Return the lines where the word "PSNJN" occurs.
Start of Extracted material
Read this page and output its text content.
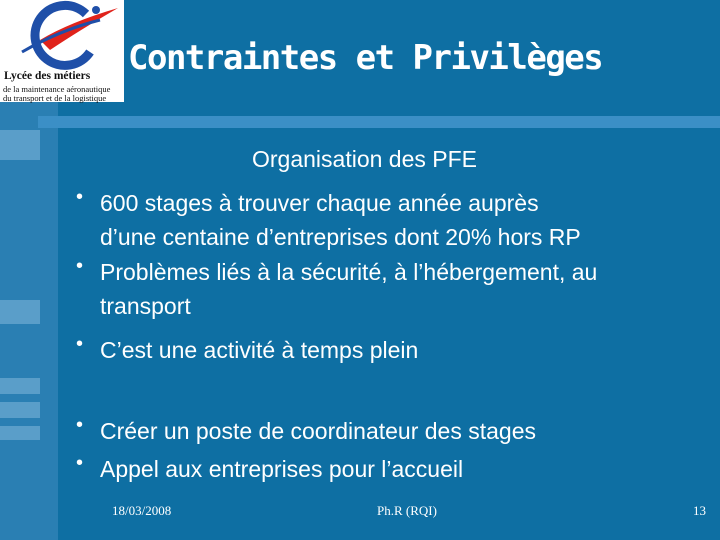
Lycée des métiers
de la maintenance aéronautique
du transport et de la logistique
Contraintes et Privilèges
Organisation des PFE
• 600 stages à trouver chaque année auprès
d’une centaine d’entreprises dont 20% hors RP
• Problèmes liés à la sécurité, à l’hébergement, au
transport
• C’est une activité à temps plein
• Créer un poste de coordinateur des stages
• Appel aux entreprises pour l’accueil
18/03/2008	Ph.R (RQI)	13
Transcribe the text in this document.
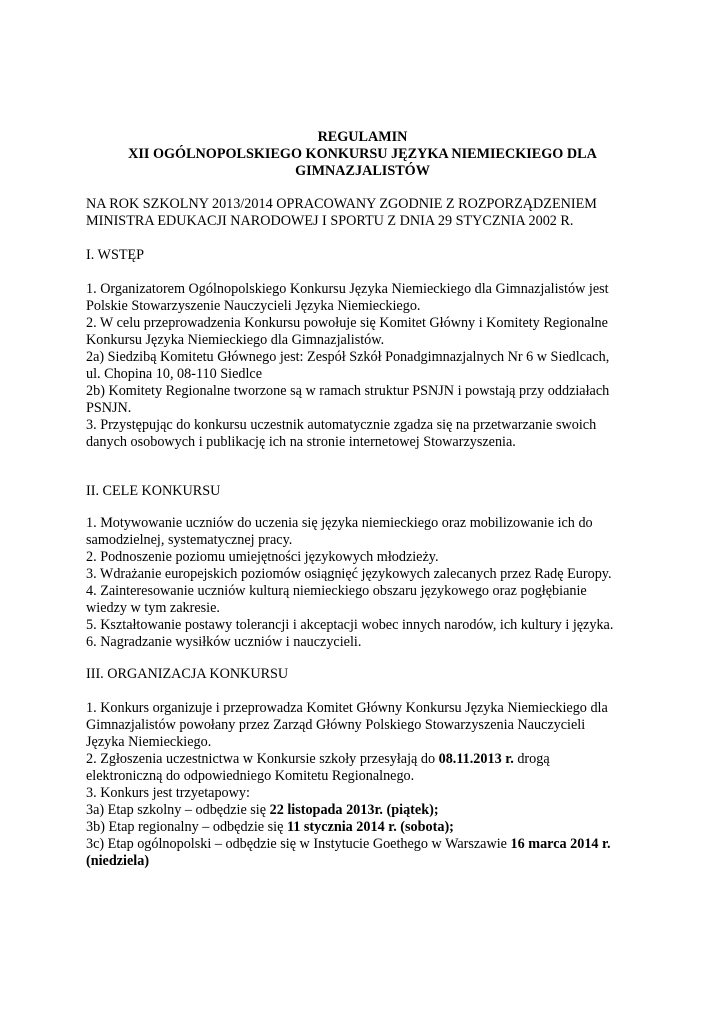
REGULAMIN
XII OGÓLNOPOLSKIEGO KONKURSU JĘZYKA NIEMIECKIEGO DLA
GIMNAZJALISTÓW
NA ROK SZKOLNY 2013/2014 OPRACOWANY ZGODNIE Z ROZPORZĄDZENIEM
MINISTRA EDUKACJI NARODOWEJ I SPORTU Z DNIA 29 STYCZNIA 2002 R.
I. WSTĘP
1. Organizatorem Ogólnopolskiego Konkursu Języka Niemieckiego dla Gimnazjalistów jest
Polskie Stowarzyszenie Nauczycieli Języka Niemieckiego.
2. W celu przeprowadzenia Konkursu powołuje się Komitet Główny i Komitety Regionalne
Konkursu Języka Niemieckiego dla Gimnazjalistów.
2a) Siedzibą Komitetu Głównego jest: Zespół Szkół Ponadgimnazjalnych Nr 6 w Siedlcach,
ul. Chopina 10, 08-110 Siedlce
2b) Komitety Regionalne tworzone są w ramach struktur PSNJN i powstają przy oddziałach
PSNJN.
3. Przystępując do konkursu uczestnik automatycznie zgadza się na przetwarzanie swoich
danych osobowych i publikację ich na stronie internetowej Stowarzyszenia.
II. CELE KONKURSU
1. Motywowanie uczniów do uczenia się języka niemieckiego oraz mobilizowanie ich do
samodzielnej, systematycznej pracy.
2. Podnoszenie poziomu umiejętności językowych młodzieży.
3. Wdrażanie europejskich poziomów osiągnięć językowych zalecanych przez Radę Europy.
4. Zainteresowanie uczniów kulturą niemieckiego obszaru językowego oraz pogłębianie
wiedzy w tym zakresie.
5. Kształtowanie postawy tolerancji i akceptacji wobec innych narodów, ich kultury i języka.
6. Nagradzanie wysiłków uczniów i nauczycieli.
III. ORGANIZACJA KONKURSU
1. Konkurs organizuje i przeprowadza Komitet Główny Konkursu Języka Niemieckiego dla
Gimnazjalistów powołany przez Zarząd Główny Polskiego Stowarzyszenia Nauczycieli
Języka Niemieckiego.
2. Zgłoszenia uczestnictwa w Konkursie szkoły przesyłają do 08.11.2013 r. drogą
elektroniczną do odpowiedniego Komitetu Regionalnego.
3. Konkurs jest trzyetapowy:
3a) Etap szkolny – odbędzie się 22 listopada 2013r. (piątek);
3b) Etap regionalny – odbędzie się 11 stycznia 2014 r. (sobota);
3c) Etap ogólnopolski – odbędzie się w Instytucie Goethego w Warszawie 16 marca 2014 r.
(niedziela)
End of Extracted material
■ Problem solution:
2b) Komitety Regionalne tworzone są w ramach struktur PSNJN i powstają przy oddziałach
PSNJN.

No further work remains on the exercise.